╭──

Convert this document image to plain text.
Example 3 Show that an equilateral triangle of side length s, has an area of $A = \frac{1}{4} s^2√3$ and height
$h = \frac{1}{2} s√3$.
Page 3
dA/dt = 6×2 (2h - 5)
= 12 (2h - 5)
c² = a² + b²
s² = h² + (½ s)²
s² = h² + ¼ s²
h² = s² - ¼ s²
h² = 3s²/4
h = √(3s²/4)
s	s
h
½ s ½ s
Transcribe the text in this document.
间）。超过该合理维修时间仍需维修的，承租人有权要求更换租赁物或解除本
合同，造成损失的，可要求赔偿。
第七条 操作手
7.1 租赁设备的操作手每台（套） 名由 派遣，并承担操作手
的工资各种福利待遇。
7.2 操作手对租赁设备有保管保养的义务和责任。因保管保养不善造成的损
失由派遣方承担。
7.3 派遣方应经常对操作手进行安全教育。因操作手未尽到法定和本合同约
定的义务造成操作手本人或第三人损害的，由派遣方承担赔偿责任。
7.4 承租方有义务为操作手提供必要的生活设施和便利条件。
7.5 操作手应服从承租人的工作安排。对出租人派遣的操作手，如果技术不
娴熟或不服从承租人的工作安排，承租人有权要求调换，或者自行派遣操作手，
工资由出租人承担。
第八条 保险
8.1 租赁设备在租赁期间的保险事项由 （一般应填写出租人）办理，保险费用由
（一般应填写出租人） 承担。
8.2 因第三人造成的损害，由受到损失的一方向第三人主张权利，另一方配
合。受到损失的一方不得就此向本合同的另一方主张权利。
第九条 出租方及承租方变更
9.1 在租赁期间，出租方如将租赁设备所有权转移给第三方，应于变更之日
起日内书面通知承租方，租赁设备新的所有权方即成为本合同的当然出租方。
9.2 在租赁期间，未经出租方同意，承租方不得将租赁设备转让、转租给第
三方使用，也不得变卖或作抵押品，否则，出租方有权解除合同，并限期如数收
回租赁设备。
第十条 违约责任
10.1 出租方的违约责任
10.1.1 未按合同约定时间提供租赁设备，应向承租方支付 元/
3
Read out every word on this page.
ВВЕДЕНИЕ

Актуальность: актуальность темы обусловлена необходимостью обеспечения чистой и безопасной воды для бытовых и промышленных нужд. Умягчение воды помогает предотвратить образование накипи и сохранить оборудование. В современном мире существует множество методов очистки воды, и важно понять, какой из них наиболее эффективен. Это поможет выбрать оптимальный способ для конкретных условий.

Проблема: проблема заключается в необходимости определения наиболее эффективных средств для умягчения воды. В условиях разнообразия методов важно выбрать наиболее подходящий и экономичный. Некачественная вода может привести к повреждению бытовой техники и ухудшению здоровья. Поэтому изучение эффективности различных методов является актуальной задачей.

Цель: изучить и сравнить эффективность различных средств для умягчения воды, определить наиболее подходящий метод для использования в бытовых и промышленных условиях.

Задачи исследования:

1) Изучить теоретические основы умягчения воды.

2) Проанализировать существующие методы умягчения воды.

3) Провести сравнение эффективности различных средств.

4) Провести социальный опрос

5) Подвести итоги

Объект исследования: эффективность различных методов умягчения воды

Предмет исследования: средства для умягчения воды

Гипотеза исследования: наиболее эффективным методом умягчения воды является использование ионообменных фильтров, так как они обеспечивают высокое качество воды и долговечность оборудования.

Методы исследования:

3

╰──

**Task description**
Your task is to list each line of the records with the word "промышленных".

**Solution**
Актуальность: актуальность темы обусловлена необходимостью обеспечения чистой и безопасной воды для бытовых и промышленных нужд. Умягчение воды помогает предотвратить образование накипи и сохранить оборудование. В современном мире существует множество методов очистки воды, и важно понять, какой из них наиболее эффективен. Это поможет выбрать оптимальный способ для конкретных условий.
Цель: изучить и сравнить эффективность различных средств для умягчения воды, определить наиболее подходящий метод для использования в бытовых и промышленных условиях.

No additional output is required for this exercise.